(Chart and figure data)
═══

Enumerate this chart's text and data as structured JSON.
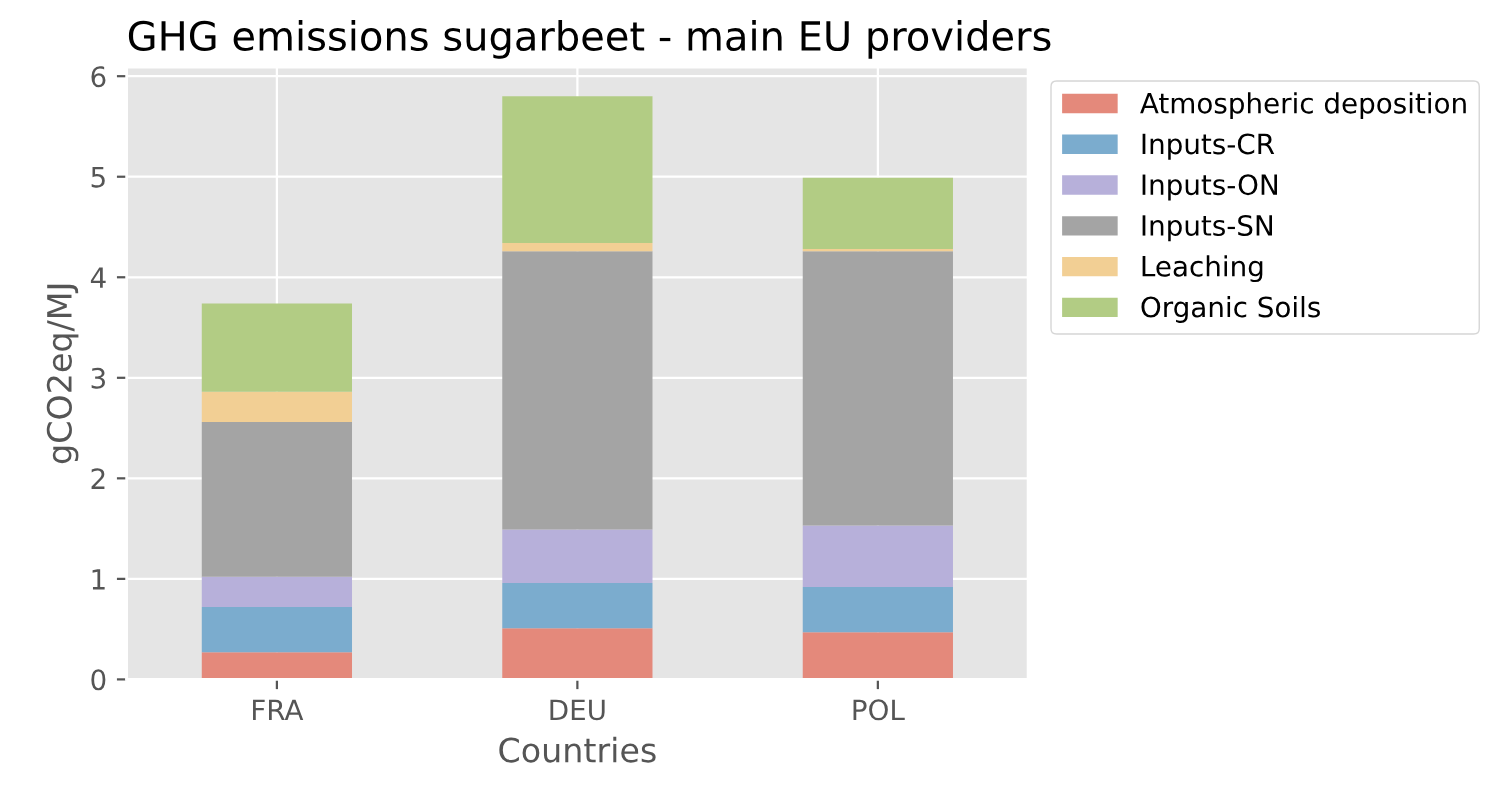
{
  "chart_data": {
    "type": "bar",
    "title": "GHG emissions sugarbeet - main EU providers",
    "xlabel": "Countries",
    "ylabel": "gCO2eq/MJ",
    "categories": [
      "FRA",
      "DEU",
      "POL"
    ],
    "stacked": true,
    "series": [
      {
        "name": "Atmospheric deposition",
        "color": "#e4897b",
        "values": [
          0.27,
          0.51,
          0.47
        ]
      },
      {
        "name": "Inputs-CR",
        "color": "#7bacce",
        "values": [
          0.45,
          0.45,
          0.45
        ]
      },
      {
        "name": "Inputs-ON",
        "color": "#b7b0da",
        "values": [
          0.3,
          0.53,
          0.61
        ]
      },
      {
        "name": "Inputs-SN",
        "color": "#a4a4a4",
        "values": [
          1.54,
          2.77,
          2.73
        ]
      },
      {
        "name": "Leaching",
        "color": "#f2cf94",
        "values": [
          0.3,
          0.08,
          0.02
        ]
      },
      {
        "name": "Organic Soils",
        "color": "#b2cc84",
        "values": [
          0.88,
          1.46,
          0.71
        ]
      }
    ],
    "ylim": [
      0,
      6.09
    ],
    "yticks": [
      0,
      1,
      2,
      3,
      4,
      5,
      6
    ],
    "grid": true,
    "legend": "top right"
  }
}
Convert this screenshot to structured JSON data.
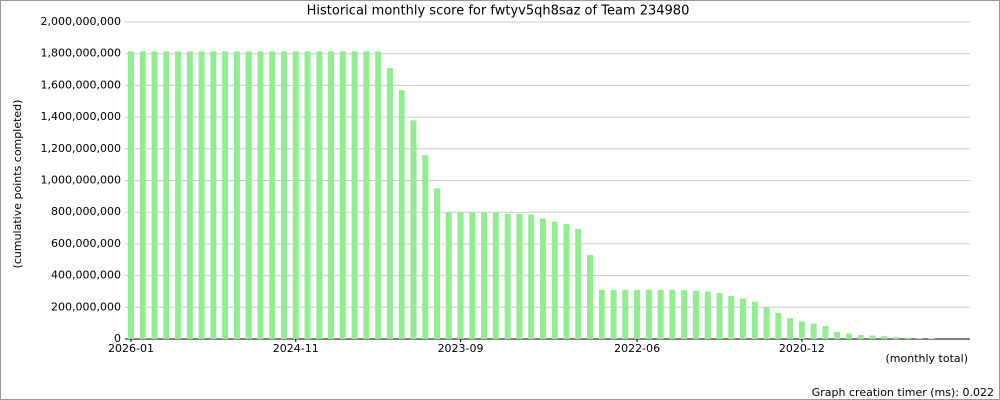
{
  "chart_data": {
    "type": "bar",
    "title": "Historical monthly score for fwtyv5qh8saz of Team 234980",
    "y_label": "(cumulative points completed)",
    "x_label": "(monthly total)",
    "footer": "Graph creation timer (ms): 0.022",
    "color": "#90ee90",
    "grid": true,
    "categories": [
      "2026-01",
      null,
      null,
      null,
      null,
      null,
      null,
      null,
      null,
      null,
      null,
      null,
      null,
      null,
      "2024-11",
      null,
      null,
      null,
      null,
      null,
      null,
      null,
      null,
      null,
      null,
      null,
      null,
      null,
      "2023-09",
      null,
      null,
      null,
      null,
      null,
      null,
      null,
      null,
      null,
      null,
      null,
      null,
      null,
      null,
      "2022-06",
      null,
      null,
      null,
      null,
      null,
      null,
      null,
      null,
      null,
      null,
      null,
      null,
      null,
      "2020-12",
      null,
      null,
      null,
      null,
      null,
      null,
      null,
      null,
      null,
      null,
      null
    ],
    "values": [
      1815000000,
      1815000000,
      1815000000,
      1815000000,
      1815000000,
      1815000000,
      1815000000,
      1815000000,
      1815000000,
      1815000000,
      1815000000,
      1815000000,
      1815000000,
      1815000000,
      1815000000,
      1815000000,
      1815000000,
      1815000000,
      1815000000,
      1815000000,
      1815000000,
      1815000000,
      1710000000,
      1570000000,
      1380000000,
      1160000000,
      950000000,
      800000000,
      800000000,
      800000000,
      800000000,
      800000000,
      790000000,
      790000000,
      785000000,
      760000000,
      740000000,
      725000000,
      695000000,
      530000000,
      310000000,
      310000000,
      310000000,
      310000000,
      310000000,
      310000000,
      310000000,
      308000000,
      305000000,
      300000000,
      290000000,
      272000000,
      255000000,
      235000000,
      200000000,
      165000000,
      132000000,
      110000000,
      97000000,
      82000000,
      45000000,
      35000000,
      25000000,
      22000000,
      18000000,
      12000000,
      8000000,
      5000000,
      3000000
    ],
    "ylim": [
      0,
      2000000000
    ],
    "yticks": [
      0,
      {
        "value": 200000000,
        "label": "200,000,000"
      },
      {
        "value": 400000000,
        "label": "400,000,000"
      },
      {
        "value": 600000000,
        "label": "600,000,000"
      },
      {
        "value": 800000000,
        "label": "800,000,000"
      },
      {
        "value": 1000000000,
        "label": "1,000,000,000"
      },
      {
        "value": 1200000000,
        "label": "1,200,000,000"
      },
      {
        "value": 1400000000,
        "label": "1,400,000,000"
      },
      {
        "value": 1600000000,
        "label": "1,600,000,000"
      },
      {
        "value": 1800000000,
        "label": "1,800,000,000"
      },
      {
        "value": 2000000000,
        "label": "2,000,000,000"
      }
    ]
  }
}
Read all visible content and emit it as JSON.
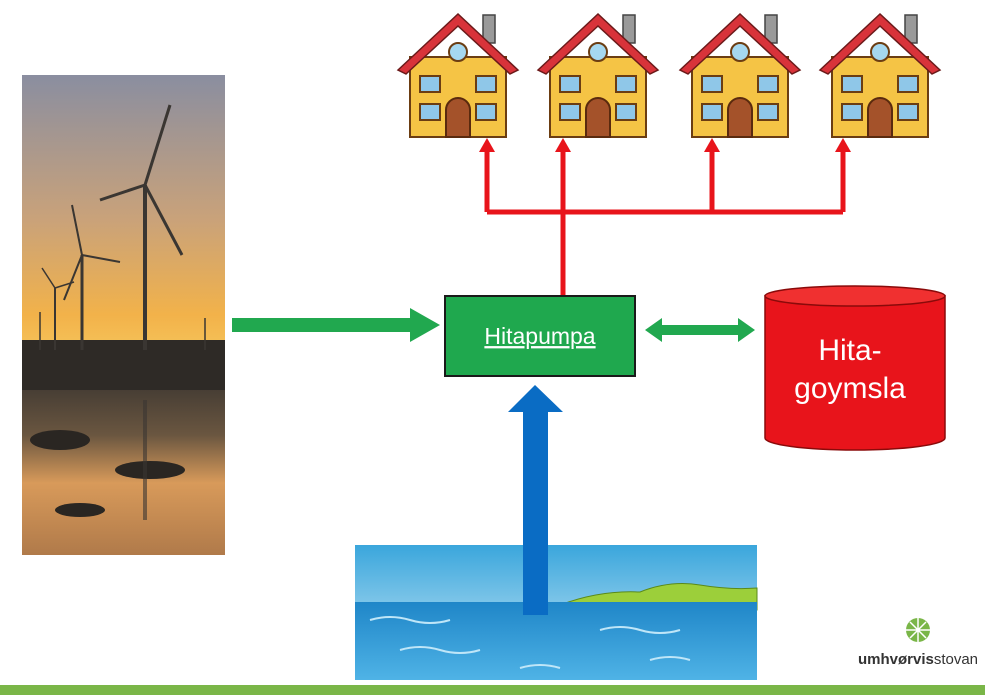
{
  "pump": {
    "label": "Hitapumpa"
  },
  "storage": {
    "label_lines": [
      "Hita-",
      "goymsla"
    ]
  },
  "logo": {
    "bold": "umhvørvis",
    "regular": "stovan"
  }
}
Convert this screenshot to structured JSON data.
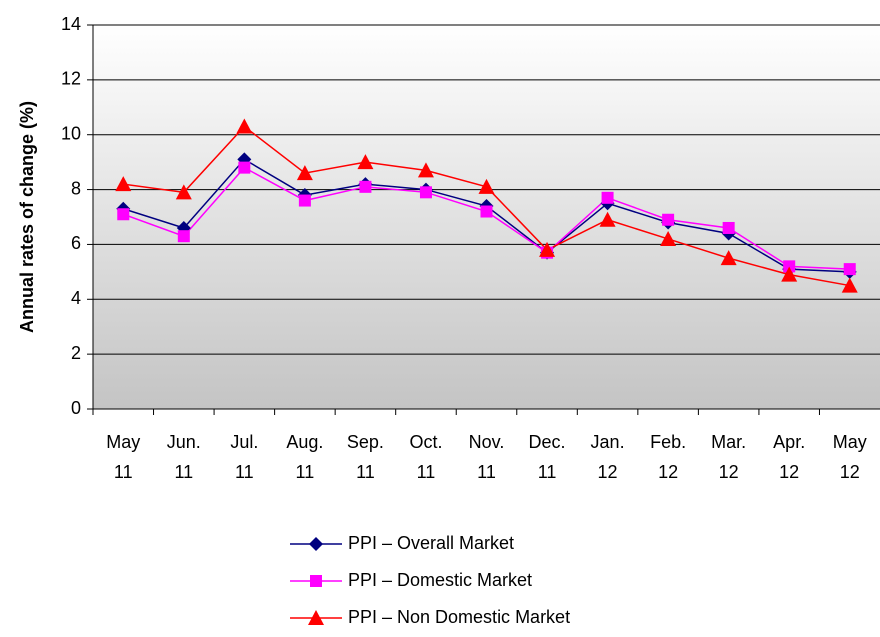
{
  "chart_data": {
    "type": "line",
    "y_label": "Annual rates of change (%)",
    "categories": [
      "May 11",
      "Jun. 11",
      "Jul. 11",
      "Aug. 11",
      "Sep. 11",
      "Oct. 11",
      "Nov. 11",
      "Dec. 11",
      "Jan. 12",
      "Feb. 12",
      "Mar. 12",
      "Apr. 12",
      "May 12"
    ],
    "series": [
      {
        "name": "PPI – Overall Market",
        "color": "#000080",
        "marker": "diamond",
        "values": [
          7.3,
          6.6,
          9.1,
          7.8,
          8.2,
          8.0,
          7.4,
          5.7,
          7.5,
          6.8,
          6.4,
          5.1,
          5.0
        ]
      },
      {
        "name": "PPI – Domestic Market",
        "color": "#ff00ff",
        "marker": "square",
        "values": [
          7.1,
          6.3,
          8.8,
          7.6,
          8.1,
          7.9,
          7.2,
          5.7,
          7.7,
          6.9,
          6.6,
          5.2,
          5.1
        ]
      },
      {
        "name": "PPI – Non Domestic Market",
        "color": "#ff0000",
        "marker": "triangle",
        "values": [
          8.2,
          7.9,
          10.3,
          8.6,
          9.0,
          8.7,
          8.1,
          5.8,
          6.9,
          6.2,
          5.5,
          4.9,
          4.5
        ]
      }
    ],
    "ylim": [
      0,
      14
    ],
    "yticks": [
      0,
      2,
      4,
      6,
      8,
      10,
      12,
      14
    ],
    "grid": true,
    "legend": "bottom"
  }
}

═══

= Exercise details =
In how many lines does the word "Inputs" appear? Respond with the number alone.

= The result =
3